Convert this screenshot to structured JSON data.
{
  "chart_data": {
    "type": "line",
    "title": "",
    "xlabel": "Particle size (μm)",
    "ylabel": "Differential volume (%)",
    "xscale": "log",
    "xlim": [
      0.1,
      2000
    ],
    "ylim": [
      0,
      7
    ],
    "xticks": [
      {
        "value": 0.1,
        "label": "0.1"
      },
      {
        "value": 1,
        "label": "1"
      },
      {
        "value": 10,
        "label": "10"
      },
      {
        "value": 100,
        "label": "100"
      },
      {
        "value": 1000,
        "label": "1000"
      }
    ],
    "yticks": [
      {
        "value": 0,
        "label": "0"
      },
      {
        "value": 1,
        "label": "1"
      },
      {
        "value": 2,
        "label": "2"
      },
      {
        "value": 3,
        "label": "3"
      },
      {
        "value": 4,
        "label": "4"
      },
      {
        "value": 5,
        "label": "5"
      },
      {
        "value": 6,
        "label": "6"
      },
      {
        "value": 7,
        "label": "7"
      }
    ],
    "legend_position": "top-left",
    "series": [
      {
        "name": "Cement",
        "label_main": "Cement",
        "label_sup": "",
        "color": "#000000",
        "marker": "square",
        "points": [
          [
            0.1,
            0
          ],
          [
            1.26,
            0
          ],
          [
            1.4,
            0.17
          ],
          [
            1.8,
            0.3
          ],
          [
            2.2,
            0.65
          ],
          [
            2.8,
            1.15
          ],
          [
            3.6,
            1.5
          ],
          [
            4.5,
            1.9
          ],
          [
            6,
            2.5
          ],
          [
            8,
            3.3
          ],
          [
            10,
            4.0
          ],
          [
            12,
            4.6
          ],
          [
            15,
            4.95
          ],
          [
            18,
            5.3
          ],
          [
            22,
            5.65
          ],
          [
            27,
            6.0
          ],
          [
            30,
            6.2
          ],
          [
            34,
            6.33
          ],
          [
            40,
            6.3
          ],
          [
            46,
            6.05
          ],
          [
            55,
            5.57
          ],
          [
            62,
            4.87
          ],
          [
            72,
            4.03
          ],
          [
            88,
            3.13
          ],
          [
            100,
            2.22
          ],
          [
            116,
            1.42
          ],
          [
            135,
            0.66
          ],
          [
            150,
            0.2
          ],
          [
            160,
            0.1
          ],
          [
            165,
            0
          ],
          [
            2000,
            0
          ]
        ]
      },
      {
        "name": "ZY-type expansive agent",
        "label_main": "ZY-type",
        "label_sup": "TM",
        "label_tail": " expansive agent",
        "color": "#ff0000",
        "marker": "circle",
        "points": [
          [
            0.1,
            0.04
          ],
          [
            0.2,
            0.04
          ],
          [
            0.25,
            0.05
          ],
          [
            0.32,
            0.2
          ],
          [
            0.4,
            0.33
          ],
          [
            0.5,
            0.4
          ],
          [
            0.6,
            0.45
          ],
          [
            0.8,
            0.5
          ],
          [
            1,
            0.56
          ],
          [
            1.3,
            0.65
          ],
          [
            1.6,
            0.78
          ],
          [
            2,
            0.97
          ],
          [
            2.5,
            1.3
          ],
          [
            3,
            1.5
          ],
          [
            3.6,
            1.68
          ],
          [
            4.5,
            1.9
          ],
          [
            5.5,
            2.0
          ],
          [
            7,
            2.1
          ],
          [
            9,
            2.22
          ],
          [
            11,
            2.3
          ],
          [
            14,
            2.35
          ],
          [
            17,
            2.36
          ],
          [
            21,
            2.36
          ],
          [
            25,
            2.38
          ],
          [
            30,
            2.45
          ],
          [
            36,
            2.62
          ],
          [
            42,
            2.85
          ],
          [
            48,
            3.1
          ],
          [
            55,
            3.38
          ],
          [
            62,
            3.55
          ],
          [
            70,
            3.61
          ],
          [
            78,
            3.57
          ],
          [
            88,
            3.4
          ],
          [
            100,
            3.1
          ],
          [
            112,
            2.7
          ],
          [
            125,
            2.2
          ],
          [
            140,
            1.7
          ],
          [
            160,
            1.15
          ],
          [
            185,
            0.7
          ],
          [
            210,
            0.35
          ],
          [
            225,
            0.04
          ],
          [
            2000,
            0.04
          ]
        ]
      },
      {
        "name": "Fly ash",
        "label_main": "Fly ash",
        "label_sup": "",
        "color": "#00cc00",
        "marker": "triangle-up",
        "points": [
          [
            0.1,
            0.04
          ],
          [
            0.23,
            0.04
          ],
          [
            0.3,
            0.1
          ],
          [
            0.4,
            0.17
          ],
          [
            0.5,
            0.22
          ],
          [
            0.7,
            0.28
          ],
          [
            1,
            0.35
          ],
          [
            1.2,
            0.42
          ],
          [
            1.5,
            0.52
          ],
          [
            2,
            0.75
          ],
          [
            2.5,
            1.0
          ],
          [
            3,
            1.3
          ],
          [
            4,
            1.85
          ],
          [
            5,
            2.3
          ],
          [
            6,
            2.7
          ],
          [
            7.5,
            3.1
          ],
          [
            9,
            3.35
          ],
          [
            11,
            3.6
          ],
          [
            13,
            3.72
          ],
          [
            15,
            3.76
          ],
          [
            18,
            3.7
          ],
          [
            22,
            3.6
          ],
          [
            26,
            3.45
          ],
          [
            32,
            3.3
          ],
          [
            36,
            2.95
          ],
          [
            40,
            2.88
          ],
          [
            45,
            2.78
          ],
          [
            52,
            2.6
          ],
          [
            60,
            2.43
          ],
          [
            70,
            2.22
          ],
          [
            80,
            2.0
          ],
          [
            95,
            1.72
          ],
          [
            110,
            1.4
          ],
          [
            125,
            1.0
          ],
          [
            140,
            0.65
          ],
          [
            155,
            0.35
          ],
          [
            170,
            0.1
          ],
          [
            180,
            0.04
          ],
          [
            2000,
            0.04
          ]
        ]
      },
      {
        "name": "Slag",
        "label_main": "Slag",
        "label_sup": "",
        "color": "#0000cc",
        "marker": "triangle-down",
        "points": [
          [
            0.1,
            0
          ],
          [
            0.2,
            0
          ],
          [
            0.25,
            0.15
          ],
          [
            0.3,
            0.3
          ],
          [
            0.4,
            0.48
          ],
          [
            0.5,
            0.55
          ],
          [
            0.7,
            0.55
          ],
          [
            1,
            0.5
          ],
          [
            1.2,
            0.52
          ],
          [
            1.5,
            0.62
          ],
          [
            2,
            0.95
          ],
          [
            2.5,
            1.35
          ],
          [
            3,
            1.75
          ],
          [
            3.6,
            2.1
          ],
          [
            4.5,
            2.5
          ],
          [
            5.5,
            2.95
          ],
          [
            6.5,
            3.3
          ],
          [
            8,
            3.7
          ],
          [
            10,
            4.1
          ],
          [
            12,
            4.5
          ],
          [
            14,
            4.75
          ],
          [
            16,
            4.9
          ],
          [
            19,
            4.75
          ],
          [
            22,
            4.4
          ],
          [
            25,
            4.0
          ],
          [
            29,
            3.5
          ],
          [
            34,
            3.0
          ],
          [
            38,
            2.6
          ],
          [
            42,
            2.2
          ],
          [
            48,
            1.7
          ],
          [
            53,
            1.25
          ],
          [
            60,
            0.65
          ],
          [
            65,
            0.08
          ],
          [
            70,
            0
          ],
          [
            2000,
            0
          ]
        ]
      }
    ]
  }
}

※

» **Work required**:
Scan the entries above. Copy each line that has the string "name".

» **Final result**:
        "name": "Cement",
        "name": "ZY-type expansive agent",
        "name": "Fly ash",
        "name": "Slag",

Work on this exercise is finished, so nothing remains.